Wherever the word "healthy" appears in the entries, copy the whole line.

__RECORDED DATA__.
▽
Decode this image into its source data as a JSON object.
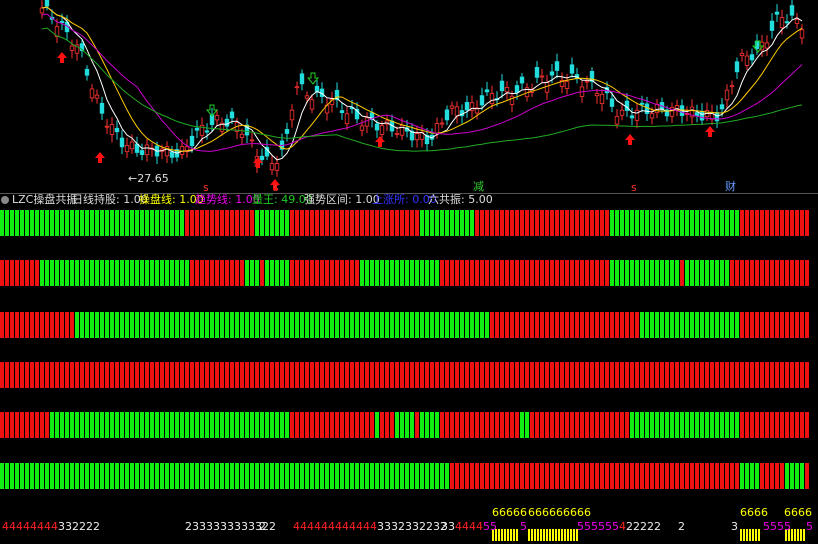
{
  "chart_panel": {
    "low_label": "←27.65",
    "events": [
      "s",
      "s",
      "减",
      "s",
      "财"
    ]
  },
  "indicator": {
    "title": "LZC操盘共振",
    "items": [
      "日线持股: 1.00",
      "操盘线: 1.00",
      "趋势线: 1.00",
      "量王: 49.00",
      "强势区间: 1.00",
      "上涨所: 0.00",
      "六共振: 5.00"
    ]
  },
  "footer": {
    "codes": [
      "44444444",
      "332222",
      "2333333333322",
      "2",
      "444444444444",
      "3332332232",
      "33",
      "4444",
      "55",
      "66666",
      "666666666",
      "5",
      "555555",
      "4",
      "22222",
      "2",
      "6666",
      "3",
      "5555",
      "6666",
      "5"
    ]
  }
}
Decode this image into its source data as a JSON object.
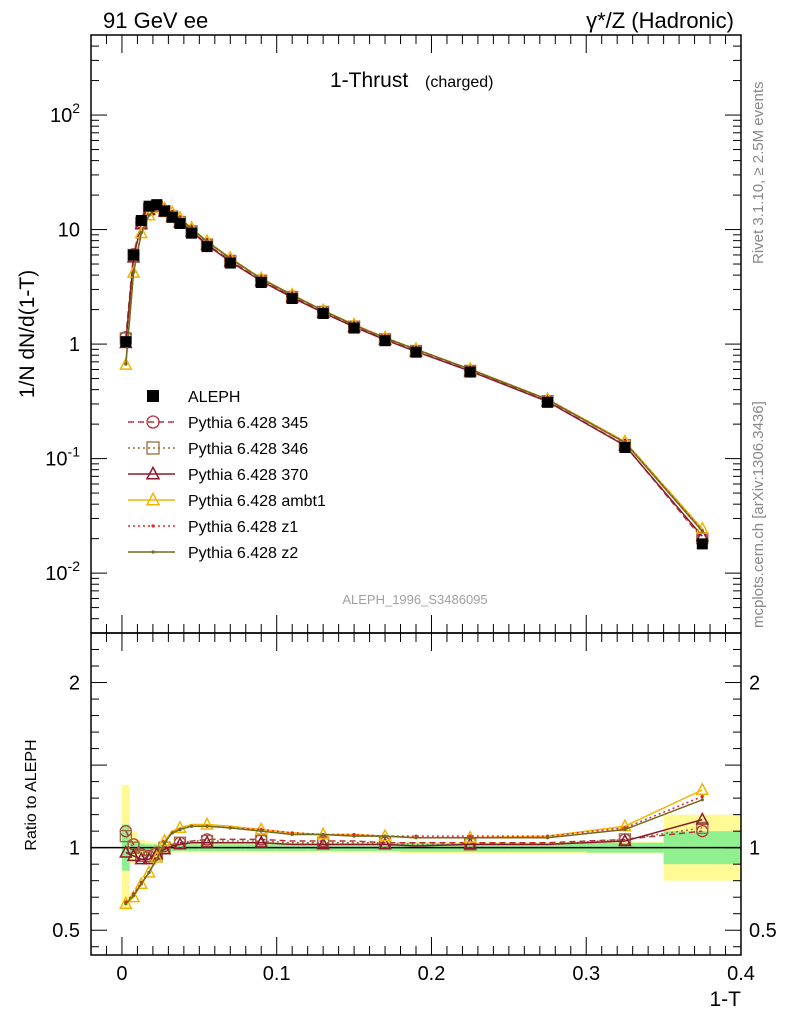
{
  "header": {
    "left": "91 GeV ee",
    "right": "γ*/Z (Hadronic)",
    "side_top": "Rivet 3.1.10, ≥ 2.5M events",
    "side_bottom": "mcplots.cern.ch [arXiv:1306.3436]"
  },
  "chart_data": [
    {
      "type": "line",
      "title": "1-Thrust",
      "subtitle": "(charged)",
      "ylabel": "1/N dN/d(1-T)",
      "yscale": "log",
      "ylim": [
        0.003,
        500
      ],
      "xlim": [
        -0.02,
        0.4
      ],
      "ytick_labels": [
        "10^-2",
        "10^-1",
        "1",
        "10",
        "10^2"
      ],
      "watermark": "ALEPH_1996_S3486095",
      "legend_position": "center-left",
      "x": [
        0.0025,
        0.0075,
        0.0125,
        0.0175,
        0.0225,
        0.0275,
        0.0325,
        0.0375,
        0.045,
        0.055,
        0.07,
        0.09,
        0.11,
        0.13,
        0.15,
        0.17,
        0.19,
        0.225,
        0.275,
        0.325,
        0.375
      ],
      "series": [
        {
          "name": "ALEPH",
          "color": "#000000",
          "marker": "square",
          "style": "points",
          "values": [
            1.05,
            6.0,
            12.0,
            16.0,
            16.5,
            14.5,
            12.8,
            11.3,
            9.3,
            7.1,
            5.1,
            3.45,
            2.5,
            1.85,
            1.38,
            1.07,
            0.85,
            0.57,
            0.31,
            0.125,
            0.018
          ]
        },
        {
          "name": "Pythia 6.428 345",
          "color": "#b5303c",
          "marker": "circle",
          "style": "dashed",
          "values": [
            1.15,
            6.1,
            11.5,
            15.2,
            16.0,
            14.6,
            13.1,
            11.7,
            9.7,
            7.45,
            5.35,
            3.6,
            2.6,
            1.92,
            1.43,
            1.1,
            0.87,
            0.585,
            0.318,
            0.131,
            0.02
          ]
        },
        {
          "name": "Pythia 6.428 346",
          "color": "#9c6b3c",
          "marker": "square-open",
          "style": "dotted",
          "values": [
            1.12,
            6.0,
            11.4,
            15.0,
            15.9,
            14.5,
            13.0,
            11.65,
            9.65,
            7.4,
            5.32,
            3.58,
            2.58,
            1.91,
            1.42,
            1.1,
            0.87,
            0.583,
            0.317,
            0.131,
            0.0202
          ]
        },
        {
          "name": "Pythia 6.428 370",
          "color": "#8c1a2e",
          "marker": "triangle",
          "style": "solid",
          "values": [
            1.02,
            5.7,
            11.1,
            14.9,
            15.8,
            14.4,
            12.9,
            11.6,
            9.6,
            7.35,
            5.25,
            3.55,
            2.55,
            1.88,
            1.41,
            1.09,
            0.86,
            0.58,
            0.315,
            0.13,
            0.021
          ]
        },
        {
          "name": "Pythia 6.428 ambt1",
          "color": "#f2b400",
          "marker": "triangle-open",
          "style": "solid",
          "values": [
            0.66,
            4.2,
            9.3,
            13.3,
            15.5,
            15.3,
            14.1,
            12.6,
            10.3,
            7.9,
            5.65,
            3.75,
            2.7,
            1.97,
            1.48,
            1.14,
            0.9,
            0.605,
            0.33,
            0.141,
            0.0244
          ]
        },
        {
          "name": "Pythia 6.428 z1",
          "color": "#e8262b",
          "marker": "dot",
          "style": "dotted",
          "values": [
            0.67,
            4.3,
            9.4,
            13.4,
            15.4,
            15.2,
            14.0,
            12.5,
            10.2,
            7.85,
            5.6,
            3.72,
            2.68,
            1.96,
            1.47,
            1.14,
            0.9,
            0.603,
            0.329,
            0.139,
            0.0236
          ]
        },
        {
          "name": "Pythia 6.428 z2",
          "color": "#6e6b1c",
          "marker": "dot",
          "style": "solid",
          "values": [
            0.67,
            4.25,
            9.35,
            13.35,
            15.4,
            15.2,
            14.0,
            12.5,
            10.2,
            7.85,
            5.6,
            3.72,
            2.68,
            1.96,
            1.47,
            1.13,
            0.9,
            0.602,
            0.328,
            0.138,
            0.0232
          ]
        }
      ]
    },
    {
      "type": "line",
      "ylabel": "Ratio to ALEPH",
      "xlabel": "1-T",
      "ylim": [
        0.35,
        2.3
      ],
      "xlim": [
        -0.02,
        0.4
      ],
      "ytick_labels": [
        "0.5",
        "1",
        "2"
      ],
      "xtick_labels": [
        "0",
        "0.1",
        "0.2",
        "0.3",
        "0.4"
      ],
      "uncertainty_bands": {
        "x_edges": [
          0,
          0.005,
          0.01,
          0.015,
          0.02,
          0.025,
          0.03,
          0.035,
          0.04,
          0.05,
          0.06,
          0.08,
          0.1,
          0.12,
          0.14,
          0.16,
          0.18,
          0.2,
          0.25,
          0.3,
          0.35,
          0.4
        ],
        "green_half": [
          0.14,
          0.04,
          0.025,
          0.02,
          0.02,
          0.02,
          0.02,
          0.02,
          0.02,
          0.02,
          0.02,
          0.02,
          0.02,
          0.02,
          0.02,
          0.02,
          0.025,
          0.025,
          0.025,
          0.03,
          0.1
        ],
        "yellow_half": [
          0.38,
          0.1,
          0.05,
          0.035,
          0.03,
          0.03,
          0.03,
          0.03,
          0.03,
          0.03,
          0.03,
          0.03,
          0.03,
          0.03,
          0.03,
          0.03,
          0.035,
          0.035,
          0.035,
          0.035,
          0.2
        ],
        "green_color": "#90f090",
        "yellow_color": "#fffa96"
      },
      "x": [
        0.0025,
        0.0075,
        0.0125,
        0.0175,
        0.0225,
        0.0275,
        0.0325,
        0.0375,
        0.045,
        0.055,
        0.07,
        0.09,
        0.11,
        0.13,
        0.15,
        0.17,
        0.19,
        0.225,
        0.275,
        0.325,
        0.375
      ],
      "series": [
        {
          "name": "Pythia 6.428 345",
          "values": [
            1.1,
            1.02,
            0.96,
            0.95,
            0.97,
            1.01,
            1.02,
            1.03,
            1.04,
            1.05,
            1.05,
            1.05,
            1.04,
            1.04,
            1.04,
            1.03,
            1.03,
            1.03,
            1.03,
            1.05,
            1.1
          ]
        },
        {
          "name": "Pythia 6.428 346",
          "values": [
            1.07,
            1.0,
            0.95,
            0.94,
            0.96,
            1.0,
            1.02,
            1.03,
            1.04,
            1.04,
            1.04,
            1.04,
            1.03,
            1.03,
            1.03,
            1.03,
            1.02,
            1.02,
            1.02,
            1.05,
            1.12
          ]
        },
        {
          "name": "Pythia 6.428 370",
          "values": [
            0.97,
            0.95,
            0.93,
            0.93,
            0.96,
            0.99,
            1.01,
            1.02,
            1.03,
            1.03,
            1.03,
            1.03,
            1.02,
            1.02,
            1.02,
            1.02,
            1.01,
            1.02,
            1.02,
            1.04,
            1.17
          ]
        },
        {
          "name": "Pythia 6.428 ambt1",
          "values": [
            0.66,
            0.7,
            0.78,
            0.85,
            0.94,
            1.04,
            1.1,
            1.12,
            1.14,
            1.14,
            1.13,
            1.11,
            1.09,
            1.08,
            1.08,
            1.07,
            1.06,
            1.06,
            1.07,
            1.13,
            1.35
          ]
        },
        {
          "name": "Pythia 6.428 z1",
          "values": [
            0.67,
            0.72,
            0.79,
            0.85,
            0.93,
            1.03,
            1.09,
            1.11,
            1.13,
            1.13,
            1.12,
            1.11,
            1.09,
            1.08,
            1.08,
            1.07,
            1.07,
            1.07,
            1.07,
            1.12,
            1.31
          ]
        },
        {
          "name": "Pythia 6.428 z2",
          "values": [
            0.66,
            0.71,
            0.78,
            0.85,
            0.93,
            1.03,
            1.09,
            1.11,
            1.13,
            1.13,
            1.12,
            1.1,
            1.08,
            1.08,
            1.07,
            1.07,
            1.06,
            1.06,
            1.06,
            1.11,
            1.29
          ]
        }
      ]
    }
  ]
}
△
▽
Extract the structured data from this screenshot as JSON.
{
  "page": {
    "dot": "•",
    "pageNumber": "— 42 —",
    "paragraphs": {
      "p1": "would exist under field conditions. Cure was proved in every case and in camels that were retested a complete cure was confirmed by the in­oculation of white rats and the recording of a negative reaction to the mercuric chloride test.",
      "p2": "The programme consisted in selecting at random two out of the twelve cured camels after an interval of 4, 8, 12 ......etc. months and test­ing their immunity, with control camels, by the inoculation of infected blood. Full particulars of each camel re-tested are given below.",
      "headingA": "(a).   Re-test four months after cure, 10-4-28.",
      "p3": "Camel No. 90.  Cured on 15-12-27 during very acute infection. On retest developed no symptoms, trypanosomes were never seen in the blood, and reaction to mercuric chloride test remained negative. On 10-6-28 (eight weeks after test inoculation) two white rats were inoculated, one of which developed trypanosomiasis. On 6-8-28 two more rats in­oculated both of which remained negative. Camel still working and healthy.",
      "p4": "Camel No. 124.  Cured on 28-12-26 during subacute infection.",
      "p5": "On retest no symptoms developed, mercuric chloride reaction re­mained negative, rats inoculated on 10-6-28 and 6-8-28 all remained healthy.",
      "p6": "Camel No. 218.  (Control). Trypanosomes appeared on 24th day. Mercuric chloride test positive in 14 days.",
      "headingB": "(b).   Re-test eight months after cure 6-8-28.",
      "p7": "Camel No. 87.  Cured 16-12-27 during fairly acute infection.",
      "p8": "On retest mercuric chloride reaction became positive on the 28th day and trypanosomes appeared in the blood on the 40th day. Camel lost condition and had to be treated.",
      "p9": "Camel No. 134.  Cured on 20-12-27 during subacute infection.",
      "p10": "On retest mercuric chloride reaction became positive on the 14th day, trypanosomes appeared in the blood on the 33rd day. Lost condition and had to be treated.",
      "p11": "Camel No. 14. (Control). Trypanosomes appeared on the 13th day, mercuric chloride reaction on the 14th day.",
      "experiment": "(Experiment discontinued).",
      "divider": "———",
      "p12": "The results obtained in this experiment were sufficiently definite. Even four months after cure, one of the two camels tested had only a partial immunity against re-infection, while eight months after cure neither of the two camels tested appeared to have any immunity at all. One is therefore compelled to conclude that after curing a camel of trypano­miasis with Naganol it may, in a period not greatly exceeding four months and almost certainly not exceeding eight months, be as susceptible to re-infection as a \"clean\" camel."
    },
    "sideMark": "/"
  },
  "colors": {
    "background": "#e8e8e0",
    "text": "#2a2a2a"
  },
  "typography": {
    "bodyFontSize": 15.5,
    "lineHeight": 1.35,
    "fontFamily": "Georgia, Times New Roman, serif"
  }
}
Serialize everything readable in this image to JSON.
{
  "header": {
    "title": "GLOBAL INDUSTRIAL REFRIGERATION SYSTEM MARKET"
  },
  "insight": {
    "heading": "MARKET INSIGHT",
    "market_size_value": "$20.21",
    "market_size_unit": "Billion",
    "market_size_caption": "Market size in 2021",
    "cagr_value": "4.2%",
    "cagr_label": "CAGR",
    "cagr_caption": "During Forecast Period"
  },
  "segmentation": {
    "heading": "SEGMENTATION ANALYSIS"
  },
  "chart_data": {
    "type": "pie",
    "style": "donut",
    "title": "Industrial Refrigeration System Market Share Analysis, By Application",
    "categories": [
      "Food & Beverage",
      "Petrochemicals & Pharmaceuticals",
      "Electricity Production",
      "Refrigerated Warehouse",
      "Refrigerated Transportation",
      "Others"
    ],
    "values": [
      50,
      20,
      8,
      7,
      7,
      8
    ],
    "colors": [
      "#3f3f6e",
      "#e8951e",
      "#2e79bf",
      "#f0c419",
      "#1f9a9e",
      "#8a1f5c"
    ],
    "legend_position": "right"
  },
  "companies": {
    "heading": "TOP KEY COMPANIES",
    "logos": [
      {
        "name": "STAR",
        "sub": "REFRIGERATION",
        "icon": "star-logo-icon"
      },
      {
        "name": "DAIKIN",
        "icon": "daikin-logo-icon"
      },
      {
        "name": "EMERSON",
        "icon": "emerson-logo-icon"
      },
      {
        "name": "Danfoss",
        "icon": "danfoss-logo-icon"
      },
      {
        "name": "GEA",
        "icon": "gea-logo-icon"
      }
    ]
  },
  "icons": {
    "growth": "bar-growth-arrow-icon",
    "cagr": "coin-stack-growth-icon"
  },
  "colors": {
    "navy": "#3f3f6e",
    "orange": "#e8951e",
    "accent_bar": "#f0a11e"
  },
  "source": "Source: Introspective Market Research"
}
△
__COMPLETED EXERCISE__.
      "p3": "Camel No. 90.  Cured on 15-12-27 during very acute infection. On retest developed no symptoms, trypanosomes were never seen in the blood, and reaction to mercuric chloride test remained negative. On 10-6-28 (eight weeks after test inoculation) two white rats were inoculated, one of which developed trypanosomiasis. On 6-8-28 two more rats in­oculated both of which remained negative. Camel still working and healthy.",
      "p5": "On retest no symptoms developed, mercuric chloride reaction re­mained negative, rats inoculated on 10-6-28 and 6-8-28 all remained healthy.",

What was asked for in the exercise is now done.